-- BEGIN INPUT --

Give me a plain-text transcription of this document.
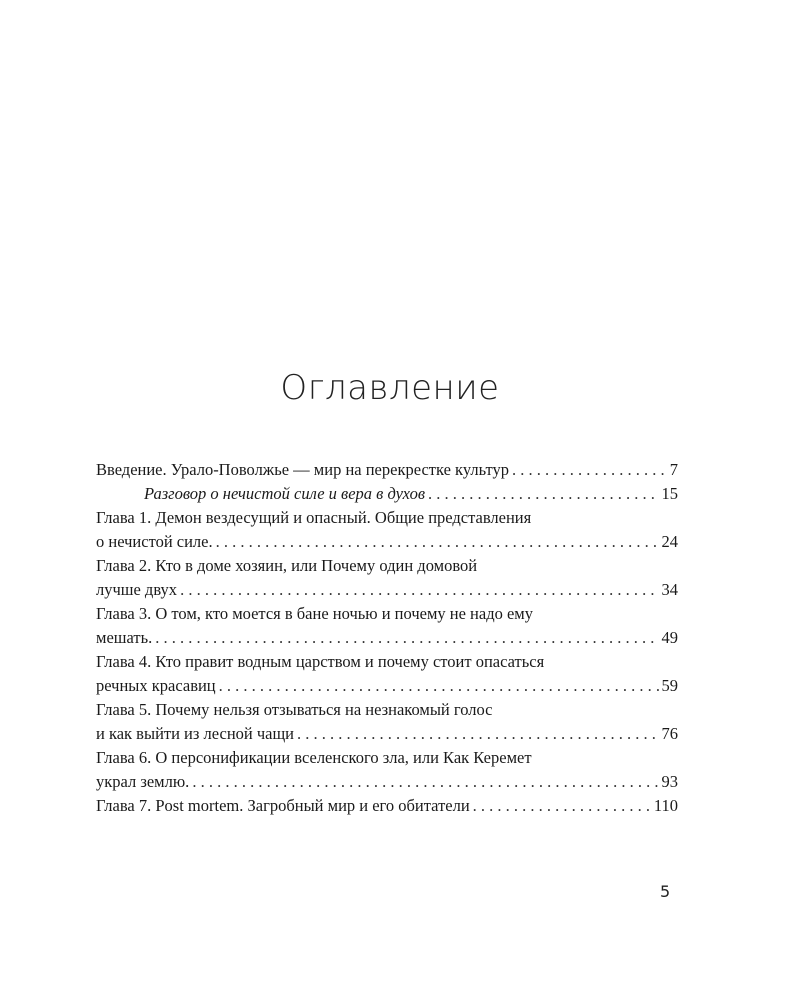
Оглавление
Введение. Урало-Поволжье — мир на перекрестке культур . . .	7
Разговор о нечистой силе и вера в духов . . .	15
Глава 1. Демон вездесущий и опасный. Общие представления
о нечистой силе. . . .	24
Глава 2. Кто в доме хозяин, или Почему один домовой
лучше двух . . .	34
Глава 3. О том, кто моется в бане ночью и почему не надо ему
мешать. . . .	49
Глава 4. Кто правит водным царством и почему стоит опасаться
речных красавиц . . .	59
Глава 5. Почему нельзя отзываться на незнакомый голос
и как выйти из лесной чащи . . .	76
Глава 6. О персонификации вселенского зла, или Как Керемет
украл землю. . . .	93
Глава 7. Post mortem. Загробный мир и его обитатели . . .	110
5
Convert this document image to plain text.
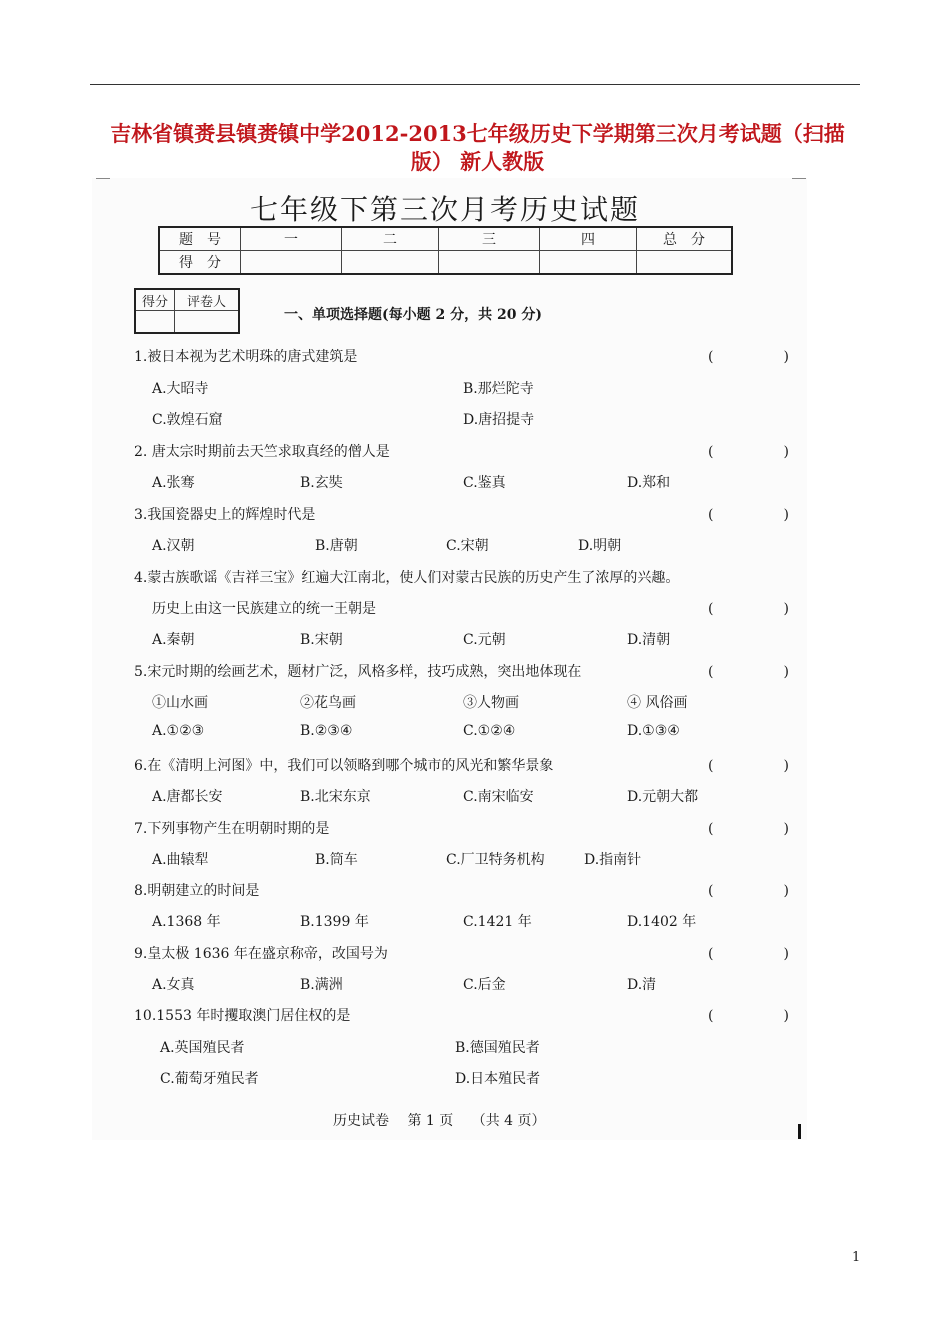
吉林省镇赉县镇赉镇中学2012-2013七年级历史下学期第三次月考试题（扫描版） 新人教版
七年级下第三次月考历史试题
题　号	一	二	三	四	总　分
得　分					
得分	评卷人

一、单项选择题(每小题 2 分，共 20 分)
1.被日本视为艺术明珠的唐式建筑是	(　)
A.大昭寺	B.那烂陀寺
C.敦煌石窟	D.唐招提寺
2. 唐太宗时期前去天竺求取真经的僧人是	(　)
A.张骞	B.玄奘	C.鉴真	D.郑和
3.我国瓷器史上的辉煌时代是	(　)
A.汉朝	B.唐朝	C.宋朝	D.明朝
4.蒙古族歌谣《吉祥三宝》红遍大江南北，使人们对蒙古民族的历史产生了浓厚的兴趣。
历史上由这一民族建立的统一王朝是	(　)
A.秦朝	B.宋朝	C.元朝	D.清朝
5.宋元时期的绘画艺术，题材广泛，风格多样，技巧成熟，突出地体现在	(　)
①山水画	②花鸟画	③人物画	④ 风俗画
A.①②③	B.②③④	C.①②④	D.①③④
6.在《清明上河图》中，我们可以领略到哪个城市的风光和繁华景象	(　)
A.唐都长安	B.北宋东京	C.南宋临安	D.元朝大都
7.下列事物产生在明朝时期的是	(　)
A.曲辕犁	B.筒车	C.厂卫特务机构	D.指南针
8.明朝建立的时间是	(　)
A.1368 年	B.1399 年	C.1421 年	D.1402 年
9.皇太极 1636 年在盛京称帝，改国号为	(　)
A.女真	B.满洲	C.后金	D.清
10.1553 年时攫取澳门居住权的是	(　)
A.英国殖民者	B.德国殖民者
C.葡萄牙殖民者	D.日本殖民者
历史试卷 第 1 页 （共 4 页）
1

-- END INPUT --

### PROMPT
Show all lines above holding "text".

### TASK SOLUTION
Give me a plain-text transcription of this document.
Convert this document image to plain text.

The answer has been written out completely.